AIM:
In your copy, leave out the pictures; write out all the data exactly.

RECORDS FOR THE TASK:
[Start]

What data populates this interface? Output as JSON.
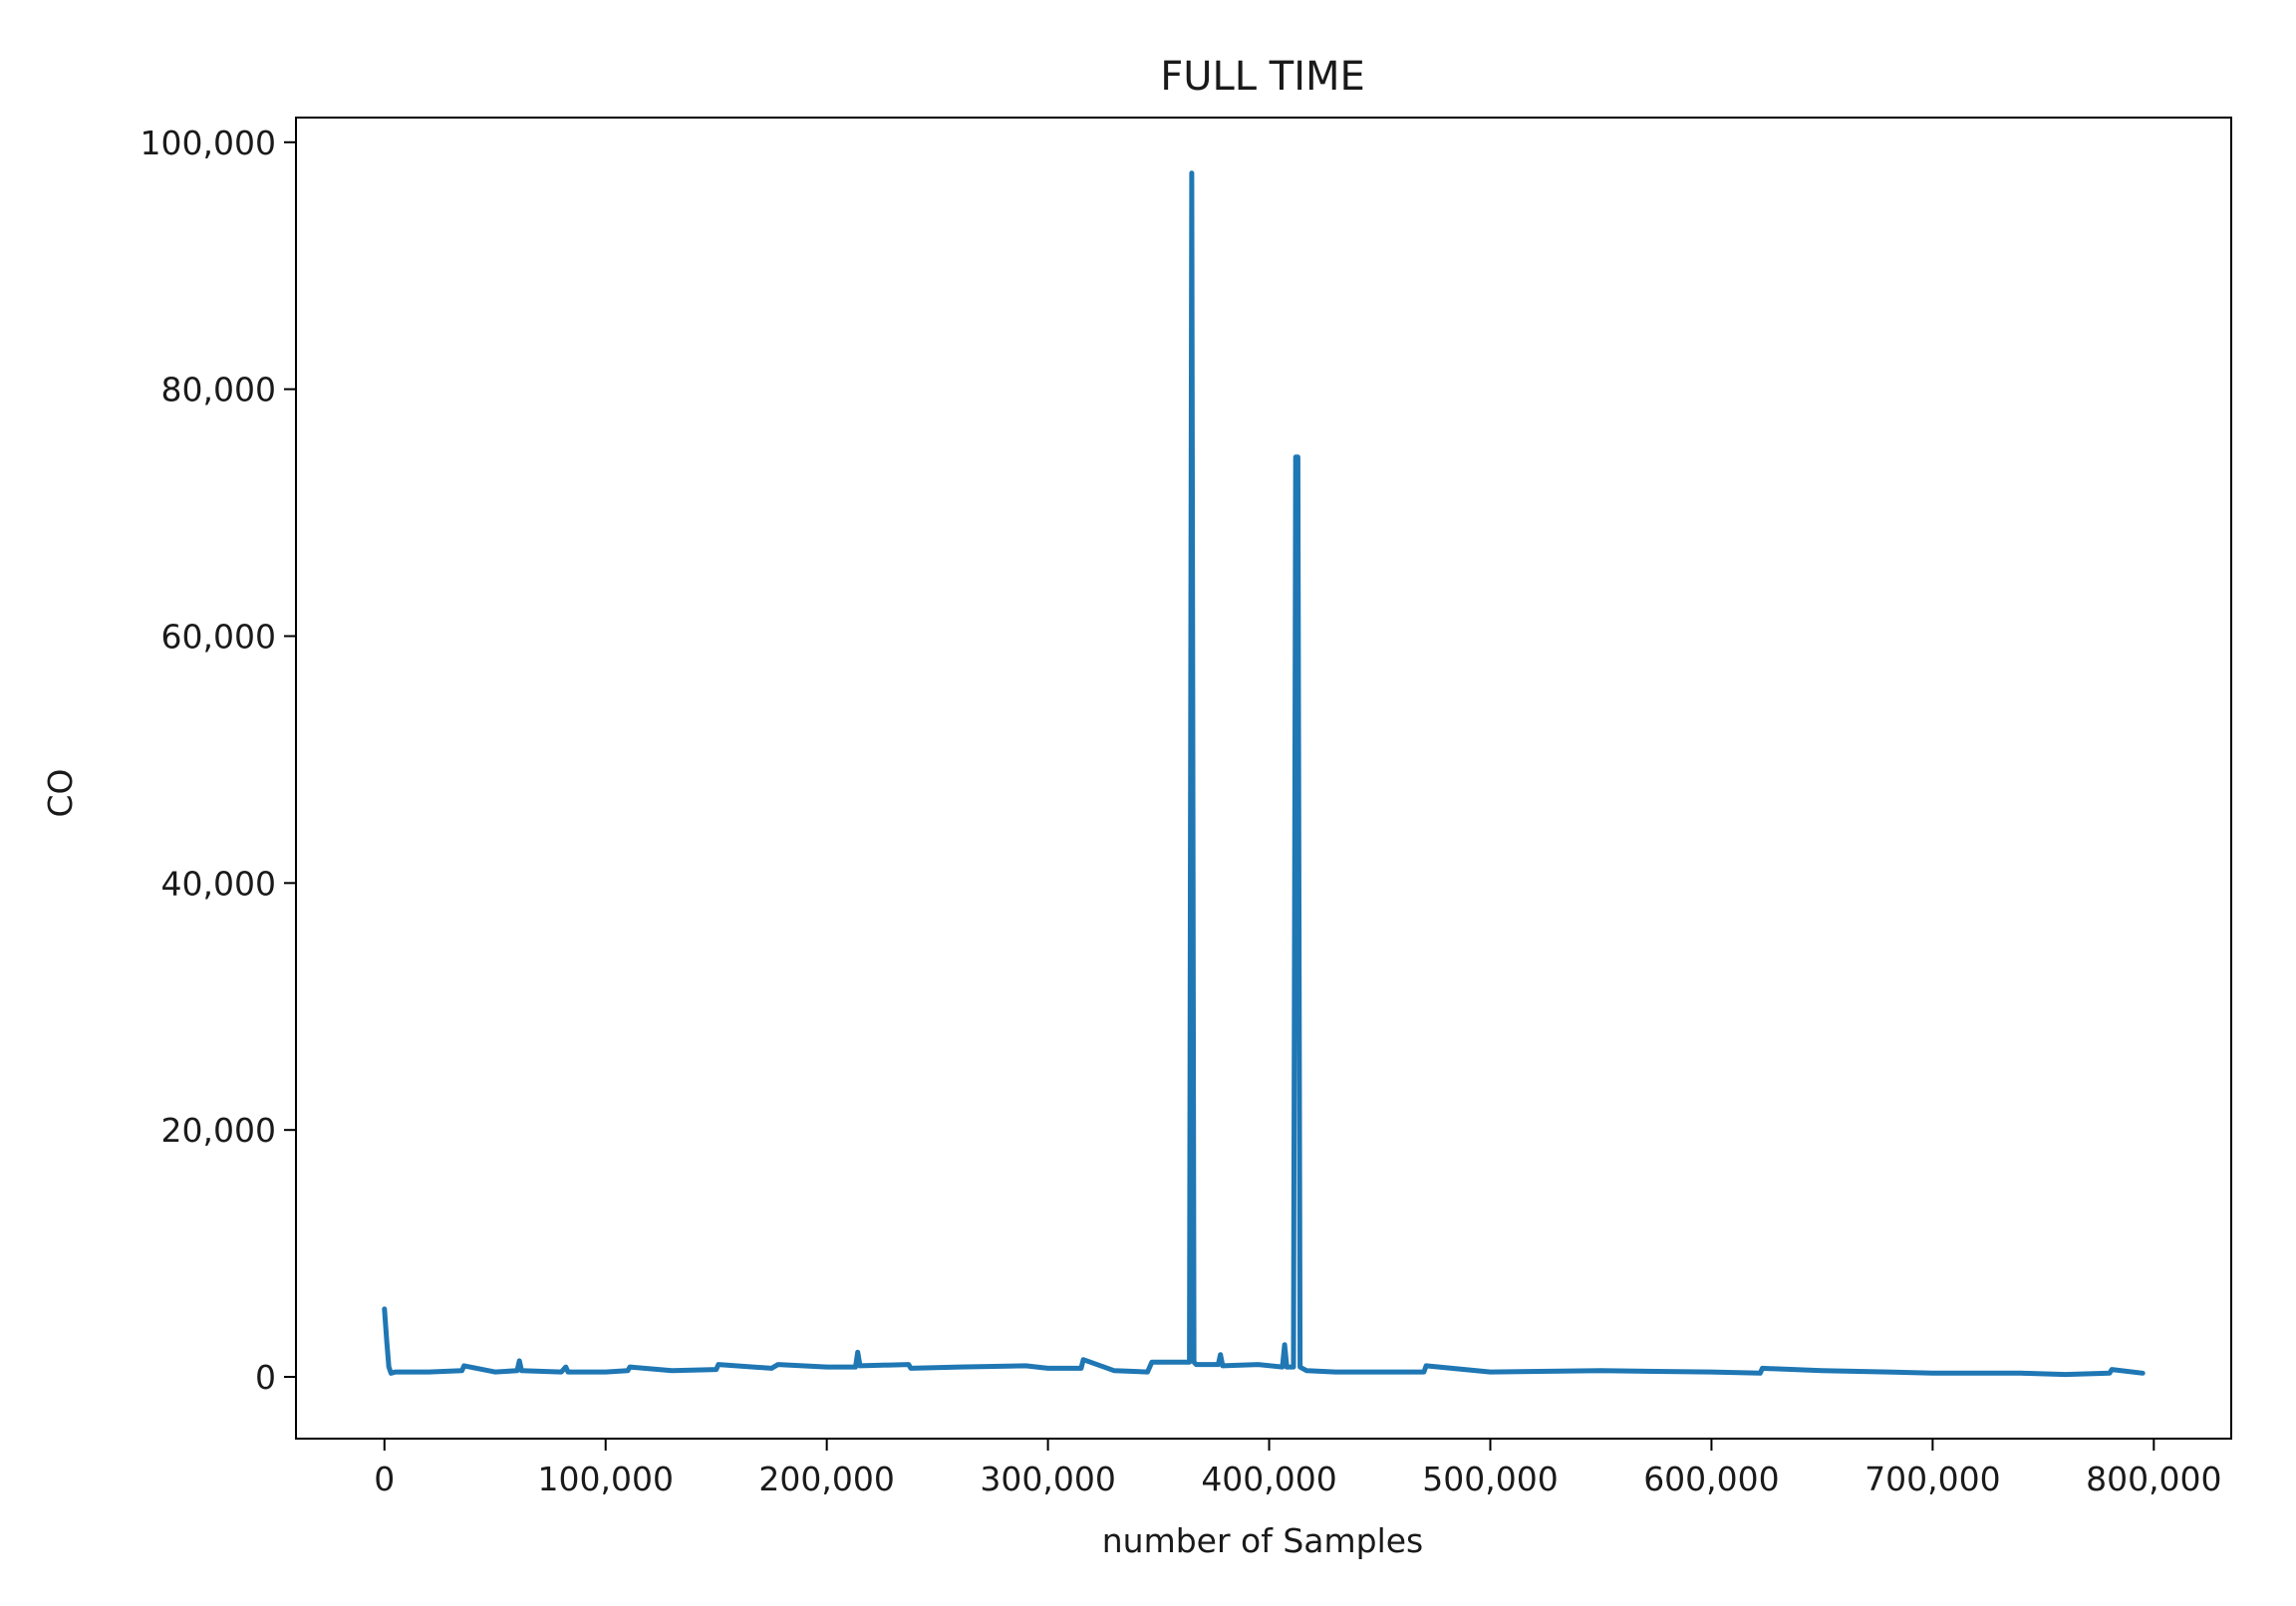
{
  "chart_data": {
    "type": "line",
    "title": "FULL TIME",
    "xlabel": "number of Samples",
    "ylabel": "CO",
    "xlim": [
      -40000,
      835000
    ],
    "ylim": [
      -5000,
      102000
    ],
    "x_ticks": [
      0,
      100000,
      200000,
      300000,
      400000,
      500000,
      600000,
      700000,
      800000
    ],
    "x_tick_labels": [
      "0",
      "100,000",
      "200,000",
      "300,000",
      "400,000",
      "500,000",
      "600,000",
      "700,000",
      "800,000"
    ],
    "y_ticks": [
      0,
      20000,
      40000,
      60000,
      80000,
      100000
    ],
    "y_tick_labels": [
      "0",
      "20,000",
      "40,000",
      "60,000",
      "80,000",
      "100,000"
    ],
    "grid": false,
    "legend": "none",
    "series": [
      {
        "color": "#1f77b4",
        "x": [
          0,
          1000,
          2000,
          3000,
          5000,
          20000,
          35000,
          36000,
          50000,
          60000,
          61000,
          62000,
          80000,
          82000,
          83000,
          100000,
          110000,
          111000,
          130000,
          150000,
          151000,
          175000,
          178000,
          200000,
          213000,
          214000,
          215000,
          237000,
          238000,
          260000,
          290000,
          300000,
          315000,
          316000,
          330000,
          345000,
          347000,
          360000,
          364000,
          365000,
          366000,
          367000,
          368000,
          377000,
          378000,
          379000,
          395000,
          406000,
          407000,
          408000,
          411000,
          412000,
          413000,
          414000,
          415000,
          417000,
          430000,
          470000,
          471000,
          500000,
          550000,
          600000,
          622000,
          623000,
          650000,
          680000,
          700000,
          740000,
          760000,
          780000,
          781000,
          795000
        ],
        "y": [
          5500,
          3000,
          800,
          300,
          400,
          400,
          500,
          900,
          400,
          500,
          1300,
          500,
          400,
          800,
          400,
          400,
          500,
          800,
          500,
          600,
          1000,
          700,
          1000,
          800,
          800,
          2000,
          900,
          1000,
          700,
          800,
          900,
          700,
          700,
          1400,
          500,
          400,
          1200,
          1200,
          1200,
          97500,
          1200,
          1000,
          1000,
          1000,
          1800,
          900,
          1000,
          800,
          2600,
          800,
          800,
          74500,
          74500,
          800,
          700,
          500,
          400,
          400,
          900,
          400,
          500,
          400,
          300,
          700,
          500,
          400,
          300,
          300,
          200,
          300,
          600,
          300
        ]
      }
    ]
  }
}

[End]

COMPLETE RESPONSE:
What data populates this interface? Output as JSON.
{
  "chart_data": {
    "type": "line",
    "title": "FULL TIME",
    "xlabel": "number of Samples",
    "ylabel": "CO",
    "xlim": [
      -40000,
      835000
    ],
    "ylim": [
      -5000,
      102000
    ],
    "x_ticks": [
      0,
      100000,
      200000,
      300000,
      400000,
      500000,
      600000,
      700000,
      800000
    ],
    "x_tick_labels": [
      "0",
      "100,000",
      "200,000",
      "300,000",
      "400,000",
      "500,000",
      "600,000",
      "700,000",
      "800,000"
    ],
    "y_ticks": [
      0,
      20000,
      40000,
      60000,
      80000,
      100000
    ],
    "y_tick_labels": [
      "0",
      "20,000",
      "40,000",
      "60,000",
      "80,000",
      "100,000"
    ],
    "grid": false,
    "legend": "none",
    "series": [
      {
        "color": "#1f77b4",
        "x": [
          0,
          1000,
          2000,
          3000,
          5000,
          20000,
          35000,
          36000,
          50000,
          60000,
          61000,
          62000,
          80000,
          82000,
          83000,
          100000,
          110000,
          111000,
          130000,
          150000,
          151000,
          175000,
          178000,
          200000,
          213000,
          214000,
          215000,
          237000,
          238000,
          260000,
          290000,
          300000,
          315000,
          316000,
          330000,
          345000,
          347000,
          360000,
          364000,
          365000,
          366000,
          367000,
          368000,
          377000,
          378000,
          379000,
          395000,
          406000,
          407000,
          408000,
          411000,
          412000,
          413000,
          414000,
          415000,
          417000,
          430000,
          470000,
          471000,
          500000,
          550000,
          600000,
          622000,
          623000,
          650000,
          680000,
          700000,
          740000,
          760000,
          780000,
          781000,
          795000
        ],
        "y": [
          5500,
          3000,
          800,
          300,
          400,
          400,
          500,
          900,
          400,
          500,
          1300,
          500,
          400,
          800,
          400,
          400,
          500,
          800,
          500,
          600,
          1000,
          700,
          1000,
          800,
          800,
          2000,
          900,
          1000,
          700,
          800,
          900,
          700,
          700,
          1400,
          500,
          400,
          1200,
          1200,
          1200,
          97500,
          1200,
          1000,
          1000,
          1000,
          1800,
          900,
          1000,
          800,
          2600,
          800,
          800,
          74500,
          74500,
          800,
          700,
          500,
          400,
          400,
          900,
          400,
          500,
          400,
          300,
          700,
          500,
          400,
          300,
          300,
          200,
          300,
          600,
          300
        ]
      }
    ]
  }
}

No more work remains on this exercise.